↓↓↓

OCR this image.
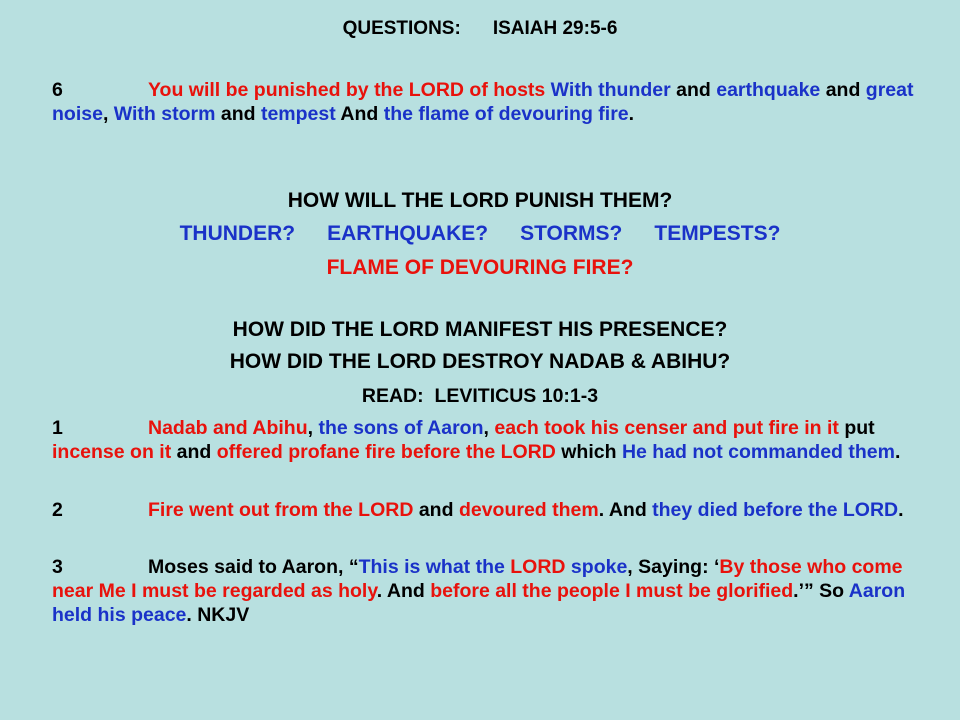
QUESTIONS: ISAIAH 29:5-6
6	You will be punished by the LORD of hosts With thunder and earthquake and great noise, With storm and tempest And the flame of devouring fire.
HOW WILL THE LORD PUNISH THEM?
THUNDER? EARTHQUAKE? STORMS? TEMPESTS?
FLAME OF DEVOURING FIRE?
HOW DID THE LORD MANIFEST HIS PRESENCE?
HOW DID THE LORD DESTROY NADAB & ABIHU?
READ: LEVITICUS 10:1-3
1	Nadab and Abihu, the sons of Aaron, each took his censer and put fire in it put incense on it and offered profane fire before the LORD which He had not commanded them.
2	Fire went out from the LORD and devoured them. And they died before the LORD.
3	Moses said to Aaron, “This is what the LORD spoke, Saying: ‘By those who come near Me I must be regarded as holy. And before all the people I must be glorified.’” So Aaron held his peace. NKJV
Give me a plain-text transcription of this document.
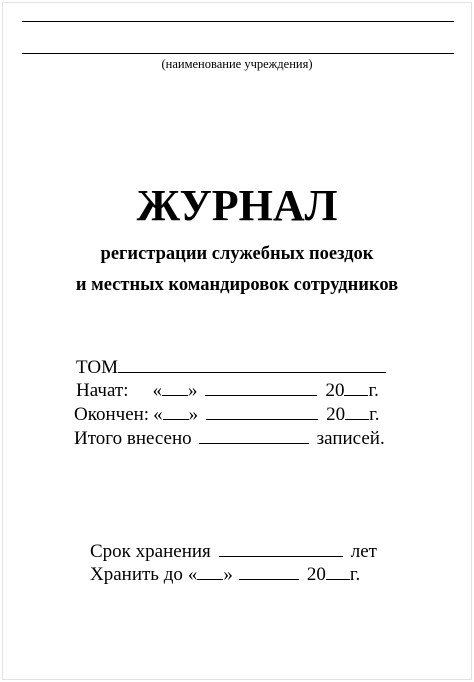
(наименование учреждения)
ЖУРНАЛ
регистрации служебных поездок
и местных командировок сотрудников
ТОМ
Начат: « »	20 г.
Окончен: « »	20 г.
Итого внесено	записей.
Срок хранения	лет
Хранить до « »	20 г.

↑↑↑

### To do
Show each line in the entries that holds the string "Aaron".

### Reply
1	Nadab and Abihu, the sons of Aaron, each took his censer and put fire in it put incense on it and offered profane fire before the LORD which He had not commanded them.
3	Moses said to Aaron, “This is what the LORD spoke, Saying: ‘By those who come near Me I must be regarded as holy. And before all the people I must be glorified.’” So Aaron held his peace. NKJV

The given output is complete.